Stated goal: Across the listing below, how many lines hold "year"? Reply with the number by itself.
-- start Material shown --
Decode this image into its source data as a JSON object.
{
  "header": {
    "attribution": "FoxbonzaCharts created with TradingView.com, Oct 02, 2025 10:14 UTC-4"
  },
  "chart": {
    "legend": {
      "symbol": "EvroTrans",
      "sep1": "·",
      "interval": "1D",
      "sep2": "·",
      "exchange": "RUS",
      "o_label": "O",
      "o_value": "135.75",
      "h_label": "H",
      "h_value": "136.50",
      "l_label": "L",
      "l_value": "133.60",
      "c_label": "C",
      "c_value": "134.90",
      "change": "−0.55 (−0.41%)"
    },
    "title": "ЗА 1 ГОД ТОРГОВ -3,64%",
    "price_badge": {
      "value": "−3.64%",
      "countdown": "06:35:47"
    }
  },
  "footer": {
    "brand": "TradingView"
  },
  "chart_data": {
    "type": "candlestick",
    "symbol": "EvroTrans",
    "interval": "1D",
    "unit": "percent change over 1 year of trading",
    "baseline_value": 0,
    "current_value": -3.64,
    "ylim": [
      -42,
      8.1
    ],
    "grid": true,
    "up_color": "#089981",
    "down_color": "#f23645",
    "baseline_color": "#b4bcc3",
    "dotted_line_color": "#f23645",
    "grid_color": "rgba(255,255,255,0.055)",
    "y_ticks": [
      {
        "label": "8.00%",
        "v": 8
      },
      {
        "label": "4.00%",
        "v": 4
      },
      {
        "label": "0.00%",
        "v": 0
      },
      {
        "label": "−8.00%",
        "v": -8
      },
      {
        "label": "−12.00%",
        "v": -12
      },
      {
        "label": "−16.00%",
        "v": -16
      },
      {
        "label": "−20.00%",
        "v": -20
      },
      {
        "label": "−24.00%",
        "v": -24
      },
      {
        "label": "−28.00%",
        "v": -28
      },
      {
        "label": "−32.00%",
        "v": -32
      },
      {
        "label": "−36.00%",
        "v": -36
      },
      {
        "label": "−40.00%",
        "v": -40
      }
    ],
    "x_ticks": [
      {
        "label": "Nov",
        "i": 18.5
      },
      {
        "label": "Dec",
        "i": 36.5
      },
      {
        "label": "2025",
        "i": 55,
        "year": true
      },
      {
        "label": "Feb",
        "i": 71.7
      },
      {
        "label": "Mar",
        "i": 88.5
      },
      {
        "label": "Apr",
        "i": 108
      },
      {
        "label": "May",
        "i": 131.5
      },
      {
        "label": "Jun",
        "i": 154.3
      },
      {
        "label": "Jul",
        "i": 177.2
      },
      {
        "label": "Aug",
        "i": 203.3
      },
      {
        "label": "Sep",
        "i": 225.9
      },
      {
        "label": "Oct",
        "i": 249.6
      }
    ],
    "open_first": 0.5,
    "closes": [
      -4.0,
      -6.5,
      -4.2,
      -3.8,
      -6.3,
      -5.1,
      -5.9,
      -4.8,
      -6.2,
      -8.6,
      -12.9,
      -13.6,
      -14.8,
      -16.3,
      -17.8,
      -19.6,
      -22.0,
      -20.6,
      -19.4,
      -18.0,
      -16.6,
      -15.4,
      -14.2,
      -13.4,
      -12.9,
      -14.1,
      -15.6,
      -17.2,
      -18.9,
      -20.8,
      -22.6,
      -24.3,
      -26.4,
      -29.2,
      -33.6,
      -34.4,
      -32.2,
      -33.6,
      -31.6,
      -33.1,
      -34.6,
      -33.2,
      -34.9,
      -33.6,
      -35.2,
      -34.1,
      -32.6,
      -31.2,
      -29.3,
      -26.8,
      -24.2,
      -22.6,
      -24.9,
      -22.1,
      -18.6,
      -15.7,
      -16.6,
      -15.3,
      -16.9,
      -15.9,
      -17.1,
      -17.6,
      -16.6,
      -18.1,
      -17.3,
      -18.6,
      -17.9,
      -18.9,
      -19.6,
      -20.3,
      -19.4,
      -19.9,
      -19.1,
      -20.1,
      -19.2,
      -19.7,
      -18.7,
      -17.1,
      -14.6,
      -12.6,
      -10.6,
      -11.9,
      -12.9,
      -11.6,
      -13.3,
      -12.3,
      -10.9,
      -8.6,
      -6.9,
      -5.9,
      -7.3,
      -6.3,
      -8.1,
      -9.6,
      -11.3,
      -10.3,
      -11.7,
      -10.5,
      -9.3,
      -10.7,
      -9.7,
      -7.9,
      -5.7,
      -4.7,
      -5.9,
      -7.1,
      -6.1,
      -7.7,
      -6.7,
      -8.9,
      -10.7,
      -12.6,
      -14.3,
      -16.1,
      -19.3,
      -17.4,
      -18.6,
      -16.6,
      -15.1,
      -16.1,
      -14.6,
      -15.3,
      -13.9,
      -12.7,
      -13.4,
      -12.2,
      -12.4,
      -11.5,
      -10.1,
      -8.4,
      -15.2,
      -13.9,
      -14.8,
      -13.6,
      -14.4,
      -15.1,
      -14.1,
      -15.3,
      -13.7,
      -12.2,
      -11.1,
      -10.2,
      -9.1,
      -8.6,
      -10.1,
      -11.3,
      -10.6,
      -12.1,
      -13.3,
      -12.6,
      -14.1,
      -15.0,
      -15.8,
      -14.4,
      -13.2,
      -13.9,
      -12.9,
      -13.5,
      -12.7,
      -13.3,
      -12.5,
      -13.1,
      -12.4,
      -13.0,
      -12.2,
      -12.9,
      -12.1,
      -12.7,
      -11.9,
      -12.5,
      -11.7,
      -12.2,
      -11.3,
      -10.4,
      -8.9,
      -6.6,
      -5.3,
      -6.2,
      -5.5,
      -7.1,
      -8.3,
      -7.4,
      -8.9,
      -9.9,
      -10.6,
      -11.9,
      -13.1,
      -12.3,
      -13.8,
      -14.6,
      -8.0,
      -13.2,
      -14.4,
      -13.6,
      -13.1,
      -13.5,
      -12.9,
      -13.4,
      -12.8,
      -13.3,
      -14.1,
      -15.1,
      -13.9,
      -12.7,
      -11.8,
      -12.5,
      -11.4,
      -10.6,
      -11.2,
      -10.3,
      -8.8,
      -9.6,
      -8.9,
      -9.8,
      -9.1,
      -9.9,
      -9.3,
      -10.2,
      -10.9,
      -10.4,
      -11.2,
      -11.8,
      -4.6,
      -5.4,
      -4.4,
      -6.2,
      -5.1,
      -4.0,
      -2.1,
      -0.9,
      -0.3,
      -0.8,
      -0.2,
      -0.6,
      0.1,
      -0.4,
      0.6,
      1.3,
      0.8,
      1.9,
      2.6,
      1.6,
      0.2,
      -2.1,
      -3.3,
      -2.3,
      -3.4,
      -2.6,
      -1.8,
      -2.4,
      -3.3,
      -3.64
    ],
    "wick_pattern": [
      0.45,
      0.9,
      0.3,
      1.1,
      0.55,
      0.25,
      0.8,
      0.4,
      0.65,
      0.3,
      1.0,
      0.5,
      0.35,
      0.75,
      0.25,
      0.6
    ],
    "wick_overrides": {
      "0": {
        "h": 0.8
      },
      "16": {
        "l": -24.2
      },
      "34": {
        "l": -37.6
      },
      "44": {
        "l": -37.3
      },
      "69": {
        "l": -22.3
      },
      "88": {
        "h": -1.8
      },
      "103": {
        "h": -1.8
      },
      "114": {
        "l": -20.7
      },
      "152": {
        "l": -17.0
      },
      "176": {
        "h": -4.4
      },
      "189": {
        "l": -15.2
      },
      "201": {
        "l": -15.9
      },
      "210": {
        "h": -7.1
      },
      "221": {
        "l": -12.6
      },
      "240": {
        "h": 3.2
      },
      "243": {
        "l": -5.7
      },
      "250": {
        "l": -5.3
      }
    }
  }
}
-- end Material shown --
Exercise answer: 2